[Stated goal]: Quote the listing below in full and exactly as written, but omit every picture.

[Data excerpts]:
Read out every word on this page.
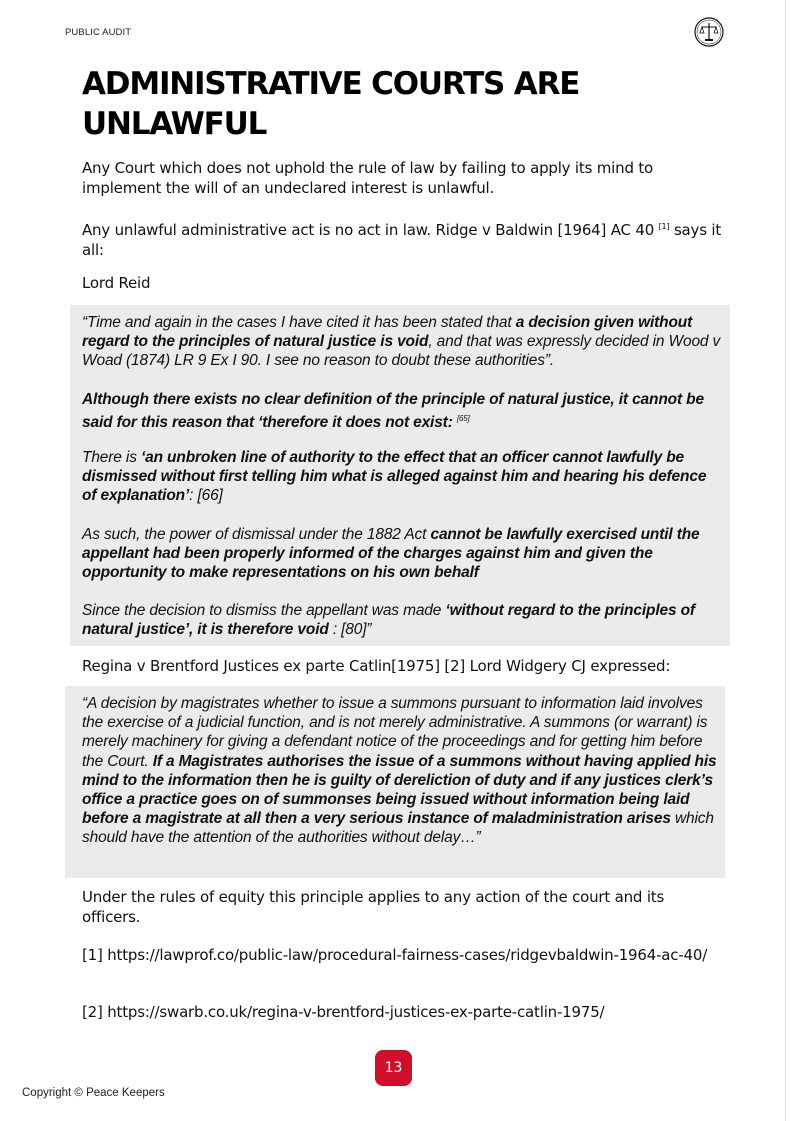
PUBLIC AUDIT
ADMINISTRATIVE COURTS ARE UNLAWFUL

Any Court which does not uphold the rule of law by failing to apply its mind to implement the will of an undeclared interest is unlawful.

Any unlawful administrative act is no act in law. Ridge v Baldwin [1964] AC 40 [1] says it all:

Lord Reid

“Time and again in the cases I have cited it has been stated that a decision given without regard to the principles of natural justice is void, and that was expressly decided in Wood v Woad (1874) LR 9 Ex I 90. I see no reason to doubt these authorities”.

Although there exists no clear definition of the principle of natural justice, it cannot be said for this reason that ‘therefore it does not exist: [65]

There is ‘an unbroken line of authority to the effect that an officer cannot lawfully be dismissed without first telling him what is alleged against him and hearing his defence of explanation’: [66]

As such, the power of dismissal under the 1882 Act cannot be lawfully exercised until the appellant had been properly informed of the charges against him and given the opportunity to make representations on his own behalf

Since the decision to dismiss the appellant was made ‘without regard to the principles of natural justice’, it is therefore void : [80]”

Regina v Brentford Justices ex parte Catlin[1975] [2] Lord Widgery CJ expressed:

“A decision by magistrates whether to issue a summons pursuant to information laid involves the exercise of a judicial function, and is not merely administrative. A summons (or warrant) is merely machinery for giving a defendant notice of the proceedings and for getting him before the Court. If a Magistrates authorises the issue of a summons without having applied his mind to the information then he is guilty of dereliction of duty and if any justices clerk’s office a practice goes on of summonses being issued without information being laid before a magistrate at all then a very serious instance of maladministration arises which should have the attention of the authorities without delay…”

Under the rules of equity this principle applies to any action of the court and its officers.

[1] https://lawprof.co/public-law/procedural-fairness-cases/ridgevbaldwin-1964-ac-40/

[2] https://swarb.co.uk/regina-v-brentford-justices-ex-parte-catlin-1975/

13
Copyright © Peace Keepers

[Result for this exercise]:
Read out every word on this page.
PUBLIC AUDIT
ADMINISTRATIVE COURTS ARE UNLAWFUL

Any Court which does not uphold the rule of law by failing to apply its mind to implement the will of an undeclared interest is unlawful.

Any unlawful administrative act is no act in law. Ridge v Baldwin [1964] AC 40 [1] says it all:

Lord Reid

“Time and again in the cases I have cited it has been stated that a decision given without regard to the principles of natural justice is void, and that was expressly decided in Wood v Woad (1874) LR 9 Ex I 90. I see no reason to doubt these authorities”.

Although there exists no clear definition of the principle of natural justice, it cannot be said for this reason that ‘therefore it does not exist: [65]

There is ‘an unbroken line of authority to the effect that an officer cannot lawfully be dismissed without first telling him what is alleged against him and hearing his defence of explanation’: [66]

As such, the power of dismissal under the 1882 Act cannot be lawfully exercised until the appellant had been properly informed of the charges against him and given the opportunity to make representations on his own behalf

Since the decision to dismiss the appellant was made ‘without regard to the principles of natural justice’, it is therefore void : [80]”

Regina v Brentford Justices ex parte Catlin[1975] [2] Lord Widgery CJ expressed:

“A decision by magistrates whether to issue a summons pursuant to information laid involves the exercise of a judicial function, and is not merely administrative. A summons (or warrant) is merely machinery for giving a defendant notice of the proceedings and for getting him before the Court. If a Magistrates authorises the issue of a summons without having applied his mind to the information then he is guilty of dereliction of duty and if any justices clerk’s office a practice goes on of summonses being issued without information being laid before a magistrate at all then a very serious instance of maladministration arises which should have the attention of the authorities without delay…”

Under the rules of equity this principle applies to any action of the court and its officers.

[1] https://lawprof.co/public-law/procedural-fairness-cases/ridgevbaldwin-1964-ac-40/

[2] https://swarb.co.uk/regina-v-brentford-justices-ex-parte-catlin-1975/

13
Copyright © Peace Keepers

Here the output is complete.